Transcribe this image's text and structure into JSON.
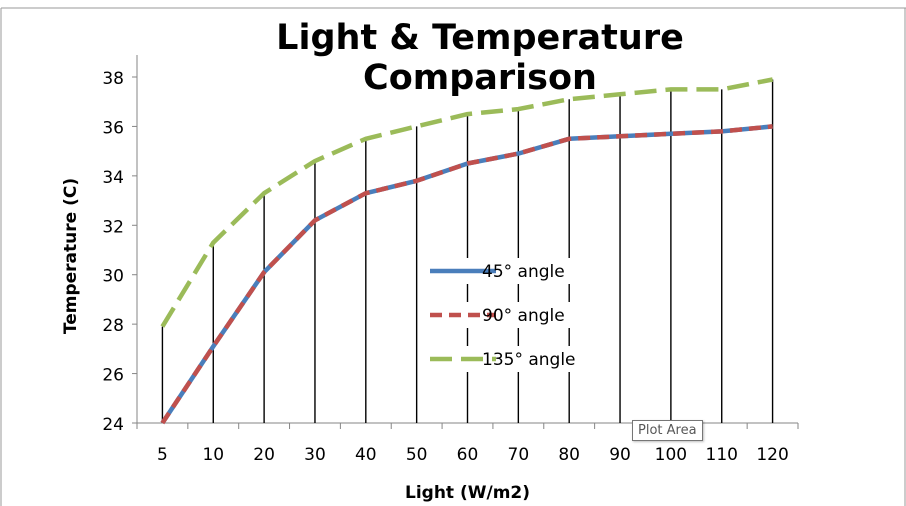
{
  "chart_data": {
    "type": "line",
    "title": "Light & Temperature Comparison",
    "xlabel": "Light (W/m2)",
    "ylabel": "Temperature  (C)",
    "categories": [
      "5",
      "10",
      "20",
      "30",
      "40",
      "50",
      "60",
      "70",
      "80",
      "90",
      "100",
      "110",
      "120"
    ],
    "ylim": [
      24,
      38
    ],
    "yticks": [
      24,
      26,
      28,
      30,
      32,
      34,
      36,
      38
    ],
    "grid": false,
    "drop_lines": true,
    "legend_position": "center",
    "series": [
      {
        "name": "45° angle",
        "color": "#4A7EBB",
        "dash": "solid",
        "values": [
          24.0,
          27.1,
          30.1,
          32.2,
          33.3,
          33.8,
          34.5,
          34.9,
          35.5,
          35.6,
          35.7,
          35.8,
          36.0
        ]
      },
      {
        "name": "90° angle",
        "color": "#C0504D",
        "dash": "short-dash",
        "values": [
          24.0,
          27.1,
          30.1,
          32.2,
          33.3,
          33.8,
          34.5,
          34.9,
          35.5,
          35.6,
          35.7,
          35.8,
          36.0
        ]
      },
      {
        "name": "135° angle",
        "color": "#9BBB59",
        "dash": "long-dash",
        "values": [
          27.9,
          31.3,
          33.3,
          34.6,
          35.5,
          36.0,
          36.5,
          36.7,
          37.1,
          37.3,
          37.5,
          37.5,
          37.9
        ]
      }
    ]
  },
  "tooltip": "Plot Area"
}
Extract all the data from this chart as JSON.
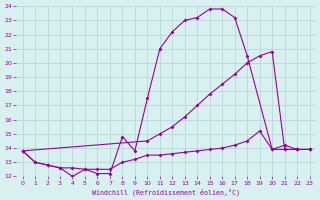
{
  "xlabel": "Windchill (Refroidissement éolien,°C)",
  "bg_color": "#d8f0f0",
  "grid_color": "#b8d8d8",
  "line_color": "#990099",
  "xlim": [
    -0.5,
    23.5
  ],
  "ylim": [
    12,
    24
  ],
  "xticks": [
    0,
    1,
    2,
    3,
    4,
    5,
    6,
    7,
    8,
    9,
    10,
    11,
    12,
    13,
    14,
    15,
    16,
    17,
    18,
    19,
    20,
    21,
    22,
    23
  ],
  "yticks": [
    12,
    13,
    14,
    15,
    16,
    17,
    18,
    19,
    20,
    21,
    22,
    23,
    24
  ],
  "line1_x": [
    0,
    1,
    2,
    3,
    4,
    5,
    6,
    7,
    8,
    9,
    10,
    11,
    12,
    13,
    14,
    15,
    16,
    17,
    18,
    20,
    21,
    22,
    23
  ],
  "line1_y": [
    13.8,
    13.0,
    12.8,
    12.6,
    12.0,
    12.5,
    12.2,
    12.2,
    14.8,
    13.8,
    17.5,
    21.0,
    22.2,
    23.0,
    23.2,
    23.8,
    23.8,
    23.2,
    20.5,
    13.9,
    14.2,
    13.9,
    13.9
  ],
  "line2_x": [
    0,
    10,
    11,
    12,
    13,
    14,
    15,
    16,
    17,
    18,
    19,
    20,
    21,
    22,
    23
  ],
  "line2_y": [
    13.8,
    14.5,
    15.0,
    15.5,
    16.2,
    17.0,
    17.8,
    18.5,
    19.2,
    20.0,
    20.5,
    20.8,
    13.9,
    13.9,
    13.9
  ],
  "line3_x": [
    0,
    1,
    2,
    3,
    4,
    5,
    6,
    7,
    8,
    9,
    10,
    11,
    12,
    13,
    14,
    15,
    16,
    17,
    18,
    19,
    20,
    21,
    22,
    23
  ],
  "line3_y": [
    13.8,
    13.0,
    12.8,
    12.6,
    12.6,
    12.5,
    12.5,
    12.5,
    13.0,
    13.2,
    13.5,
    13.5,
    13.6,
    13.7,
    13.8,
    13.9,
    14.0,
    14.2,
    14.5,
    15.2,
    13.9,
    13.9,
    13.9,
    13.9
  ]
}
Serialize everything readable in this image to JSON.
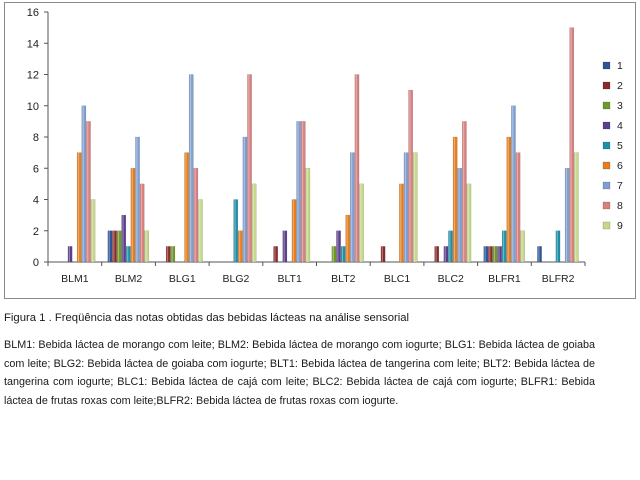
{
  "chart_data": {
    "type": "bar",
    "title": "",
    "xlabel": "",
    "ylabel": "",
    "ylim": [
      0,
      16
    ],
    "yticks": [
      0,
      2,
      4,
      6,
      8,
      10,
      12,
      14,
      16
    ],
    "grid": false,
    "legend_position": "right",
    "categories": [
      "BLM1",
      "BLM2",
      "BLG1",
      "BLG2",
      "BLT1",
      "BLT2",
      "BLC1",
      "BLC2",
      "BLFR1",
      "BLFR2"
    ],
    "series": [
      {
        "name": "1",
        "color": "#2f5597",
        "values": [
          0,
          2,
          0,
          0,
          0,
          0,
          0,
          0,
          1,
          1
        ]
      },
      {
        "name": "2",
        "color": "#8b2a2a",
        "values": [
          0,
          2,
          1,
          0,
          1,
          0,
          1,
          1,
          1,
          0
        ]
      },
      {
        "name": "3",
        "color": "#6f9a2a",
        "values": [
          0,
          2,
          1,
          0,
          0,
          1,
          0,
          0,
          1,
          0
        ]
      },
      {
        "name": "4",
        "color": "#5b3f8c",
        "values": [
          1,
          3,
          0,
          0,
          2,
          2,
          0,
          1,
          1,
          0
        ]
      },
      {
        "name": "5",
        "color": "#1f8fa8",
        "values": [
          0,
          1,
          0,
          4,
          0,
          1,
          0,
          2,
          2,
          2
        ]
      },
      {
        "name": "6",
        "color": "#e67e1e",
        "values": [
          7,
          6,
          7,
          2,
          4,
          3,
          5,
          8,
          8,
          0
        ]
      },
      {
        "name": "7",
        "color": "#7f9fd0",
        "values": [
          10,
          8,
          12,
          8,
          9,
          7,
          7,
          6,
          10,
          6
        ]
      },
      {
        "name": "8",
        "color": "#d87f7f",
        "values": [
          9,
          5,
          6,
          12,
          9,
          12,
          11,
          9,
          7,
          15
        ]
      },
      {
        "name": "9",
        "color": "#c4d88a",
        "values": [
          4,
          2,
          4,
          5,
          6,
          5,
          7,
          5,
          2,
          7
        ]
      }
    ]
  },
  "caption": "Figura 1 . Freqüência das notas obtidas das bebidas lácteas na análise sensorial",
  "legend_text": "BLM1: Bebida láctea de morango com leite; BLM2: Bebida láctea de morango com iogurte; BLG1: Bebida láctea de goiaba com leite; BLG2: Bebida láctea de goiaba com iogurte; BLT1: Bebida láctea de tangerina com leite; BLT2: Bebida láctea de tangerina com iogurte; BLC1: Bebida láctea de cajá com leite; BLC2: Bebida láctea de cajá com iogurte; BLFR1: Bebida láctea de frutas roxas com leite;BLFR2: Bebida láctea de frutas roxas com iogurte."
}
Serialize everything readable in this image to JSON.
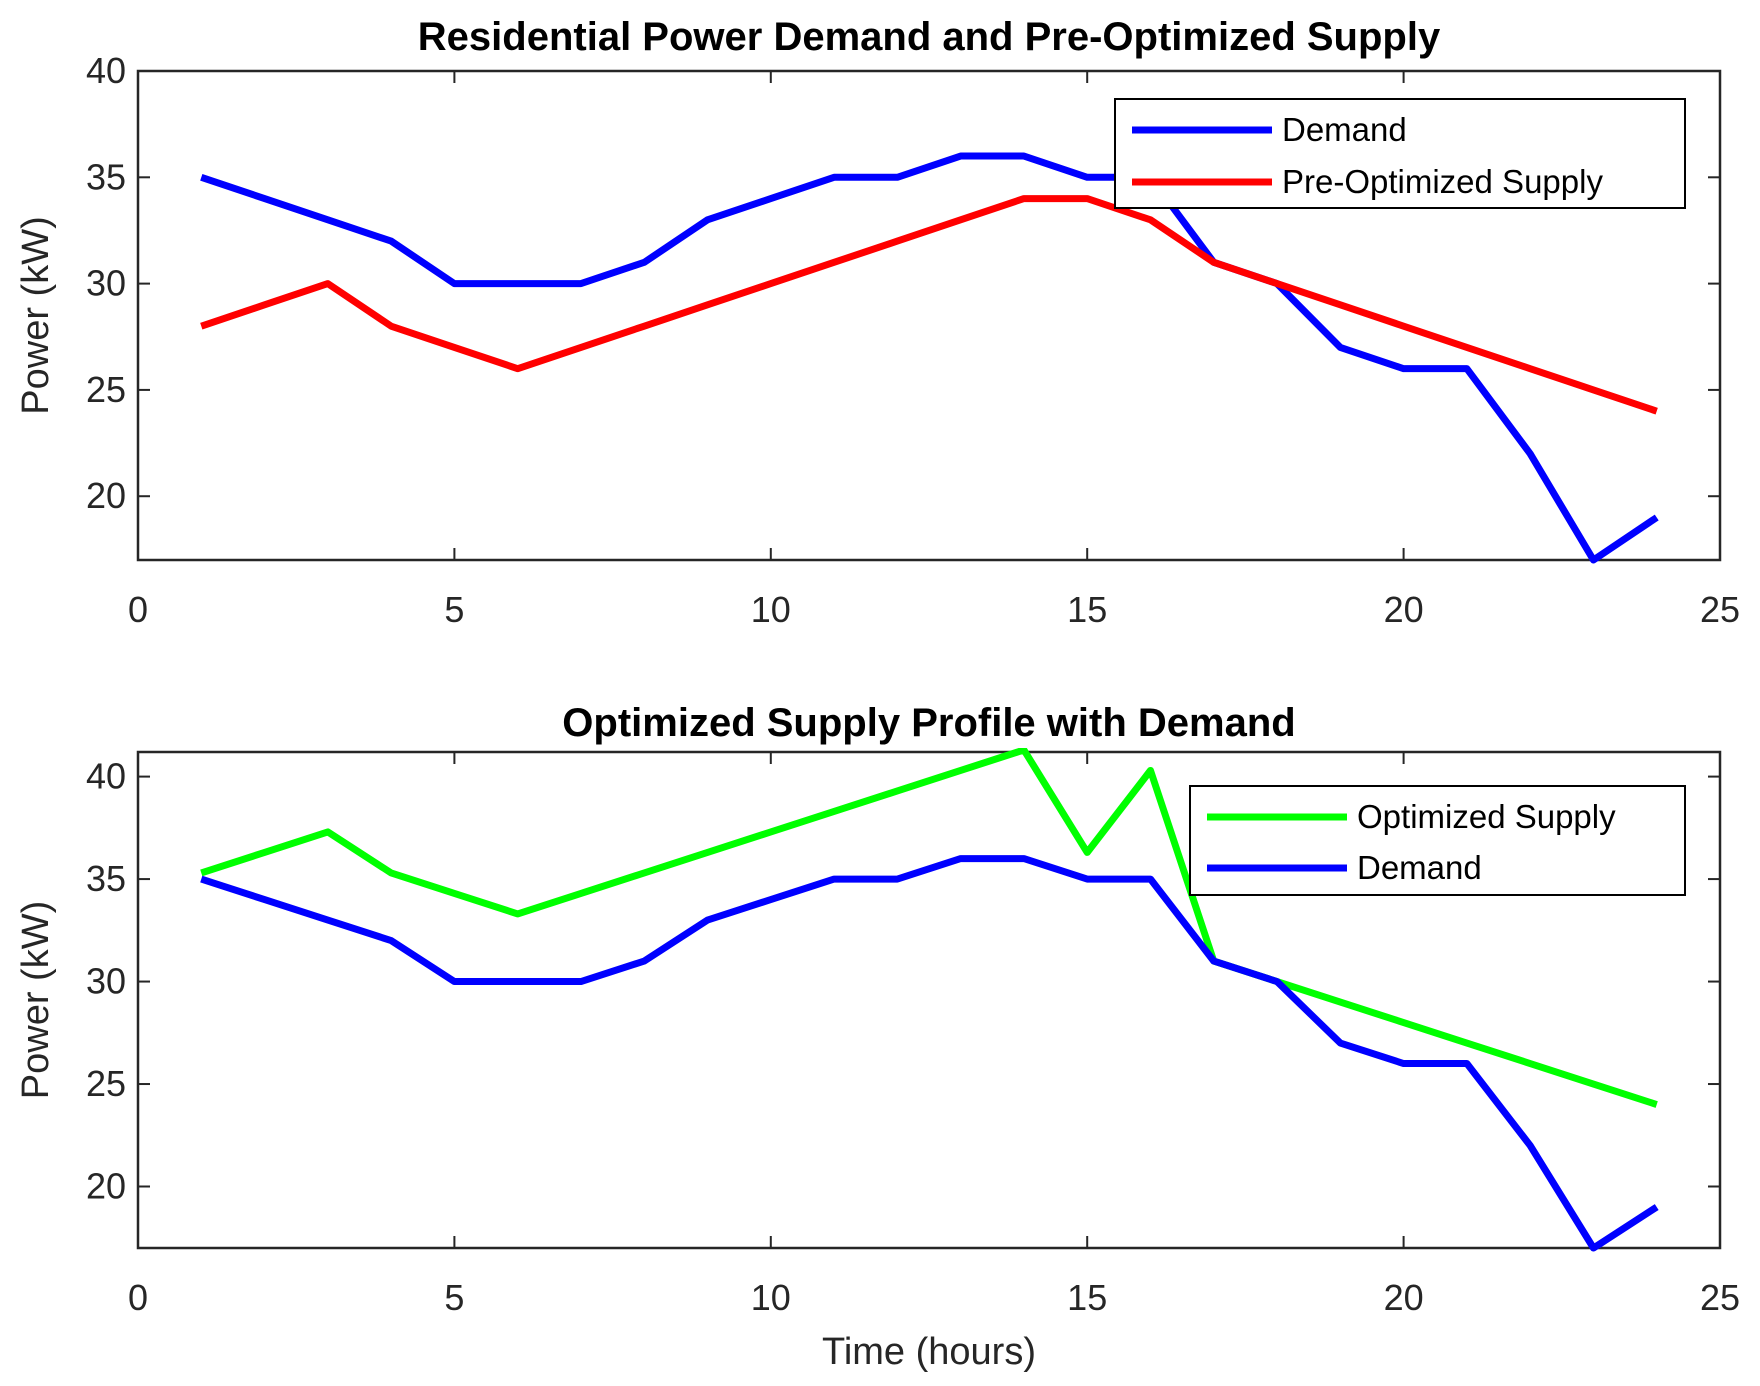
{
  "chart_data": [
    {
      "type": "line",
      "title": "Residential Power Demand and Pre-Optimized Supply",
      "xlabel": "",
      "ylabel": "Power (kW)",
      "xlim": [
        0,
        25
      ],
      "ylim": [
        17,
        40
      ],
      "xticks": [
        0,
        5,
        10,
        15,
        20,
        25
      ],
      "yticks": [
        20,
        25,
        30,
        35,
        40
      ],
      "grid": false,
      "legend_position": "top-right",
      "x": [
        1,
        2,
        3,
        4,
        5,
        6,
        7,
        8,
        9,
        10,
        11,
        12,
        13,
        14,
        15,
        16,
        17,
        18,
        19,
        20,
        21,
        22,
        23,
        24
      ],
      "series": [
        {
          "name": "Demand",
          "color": "#0000ff",
          "values": [
            35,
            34,
            33,
            32,
            30,
            30,
            30,
            31,
            33,
            34,
            35,
            35,
            36,
            36,
            35,
            35,
            31,
            30,
            27,
            26,
            26,
            22,
            17,
            19
          ]
        },
        {
          "name": "Pre-Optimized Supply",
          "color": "#ff0000",
          "values": [
            28,
            29,
            30,
            28,
            27,
            26,
            27,
            28,
            29,
            30,
            31,
            32,
            33,
            34,
            34,
            33,
            31,
            30,
            29,
            28,
            27,
            26,
            25,
            24
          ]
        }
      ]
    },
    {
      "type": "line",
      "title": "Optimized Supply Profile with Demand",
      "xlabel": "Time (hours)",
      "ylabel": "Power (kW)",
      "xlim": [
        0,
        25
      ],
      "ylim": [
        17,
        41.2
      ],
      "xticks": [
        0,
        5,
        10,
        15,
        20,
        25
      ],
      "yticks": [
        20,
        25,
        30,
        35,
        40
      ],
      "grid": false,
      "legend_position": "top-right",
      "x": [
        1,
        2,
        3,
        4,
        5,
        6,
        7,
        8,
        9,
        10,
        11,
        12,
        13,
        14,
        15,
        16,
        17,
        18,
        19,
        20,
        21,
        22,
        23,
        24
      ],
      "series": [
        {
          "name": "Optimized Supply",
          "color": "#00ff00",
          "values": [
            35.3,
            36.3,
            37.3,
            35.3,
            34.3,
            33.3,
            34.3,
            35.3,
            36.3,
            37.3,
            38.3,
            39.3,
            40.3,
            41.3,
            36.3,
            40.3,
            31,
            30,
            29,
            28,
            27,
            26,
            25,
            24
          ]
        },
        {
          "name": "Demand",
          "color": "#0000ff",
          "values": [
            35,
            34,
            33,
            32,
            30,
            30,
            30,
            31,
            33,
            34,
            35,
            35,
            36,
            36,
            35,
            35,
            31,
            30,
            27,
            26,
            26,
            22,
            17,
            19
          ]
        }
      ]
    }
  ]
}
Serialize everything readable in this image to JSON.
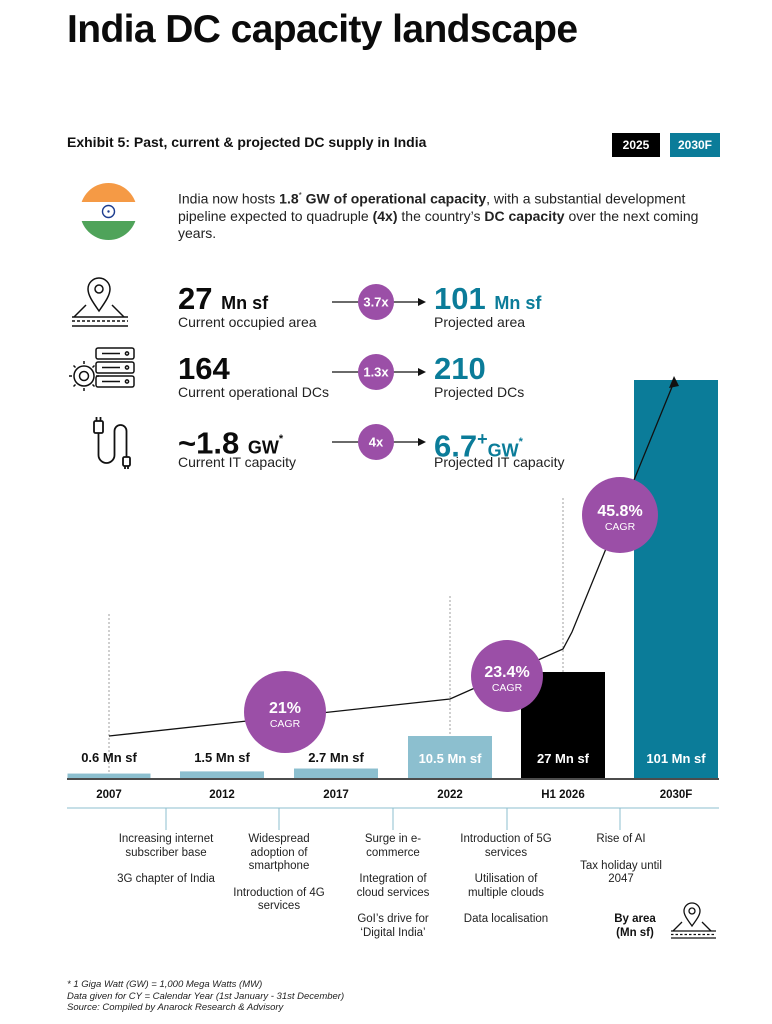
{
  "title": "India DC capacity landscape",
  "exhibit": "Exhibit 5: Past, current & projected DC supply in India",
  "badges": {
    "current": "2025",
    "projected": "2030F",
    "current_color": "#000000",
    "projected_color": "#0b7c99"
  },
  "intro": {
    "p1": "India now hosts ",
    "b1": "1.8",
    "sup1": "*",
    "b2": " GW of operational capacity",
    "p2": ", with a substantial development pipeline expected to quadruple ",
    "b3": "(4x)",
    "p3": " the country’s ",
    "b4": "DC capacity",
    "p4": " over the next coming years."
  },
  "icons": {
    "flag": "india-flag-icon",
    "area": "map-pin-area-icon",
    "servers": "server-rack-icon",
    "power": "power-plug-icon"
  },
  "stats": [
    {
      "current_value": "27",
      "current_unit": "Mn sf",
      "current_label": "Current occupied area",
      "multiplier": "3.7x",
      "projected_value": "101",
      "projected_unit": "Mn sf",
      "projected_label": "Projected area"
    },
    {
      "current_value": "164",
      "current_unit": "",
      "current_label": "Current operational DCs",
      "multiplier": "1.3x",
      "projected_value": "210",
      "projected_unit": "",
      "projected_label": "Projected DCs"
    },
    {
      "current_value": "~1.8",
      "current_unit": "GW",
      "current_sup": "*",
      "current_label": "Current IT capacity",
      "multiplier": "4x",
      "projected_value": "6.7",
      "projected_sup_plus": "+",
      "projected_unit": "GW",
      "projected_sup": "*",
      "projected_label": "Projected IT capacity"
    }
  ],
  "chart_data": {
    "type": "bar",
    "categories": [
      "2007",
      "2012",
      "2017",
      "2022",
      "H1 2026",
      "2030F"
    ],
    "values": [
      0.6,
      1.5,
      2.7,
      10.5,
      27,
      101
    ],
    "value_labels": [
      "0.6 Mn sf",
      "1.5 Mn sf",
      "2.7 Mn sf",
      "10.5 Mn sf",
      "27 Mn sf",
      "101 Mn sf"
    ],
    "unit": "Mn sf",
    "bar_colors": [
      "#8cbfcf",
      "#8cbfcf",
      "#8cbfcf",
      "#8cbfcf",
      "#000000",
      "#0b7c99"
    ],
    "ylim": [
      0,
      101
    ],
    "cagr": [
      {
        "value": "21%",
        "label": "CAGR"
      },
      {
        "value": "23.4%",
        "label": "CAGR"
      },
      {
        "value": "45.8%",
        "label": "CAGR"
      }
    ],
    "cagr_color": "#9b4fa7",
    "legend": "By area (Mn sf)"
  },
  "drivers": [
    [
      "Increasing internet subscriber base",
      "3G chapter of India"
    ],
    [
      "Widespread adoption of smartphone",
      "Introduction of 4G services"
    ],
    [
      "Surge in e-commerce",
      "Integration of cloud services",
      "GoI’s drive for ‘Digital India’"
    ],
    [
      "Introduction of 5G services",
      "Utilisation of multiple clouds",
      "Data localisation"
    ],
    [
      "Rise of AI",
      "Tax holiday until 2047"
    ]
  ],
  "legend": {
    "line1": "By area",
    "line2": "(Mn sf)"
  },
  "notes": {
    "n1": "* 1 Giga Watt (GW) = 1,000 Mega Watts (MW)",
    "n2": "Data given for CY = Calendar Year (1st January - 31st December)",
    "n3": "Source: Compiled by Anarock Research & Advisory"
  }
}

---

Work out how many lines of the listing above include "services". Answer with the number and nothing more.

◆ **Answer for the task**: 3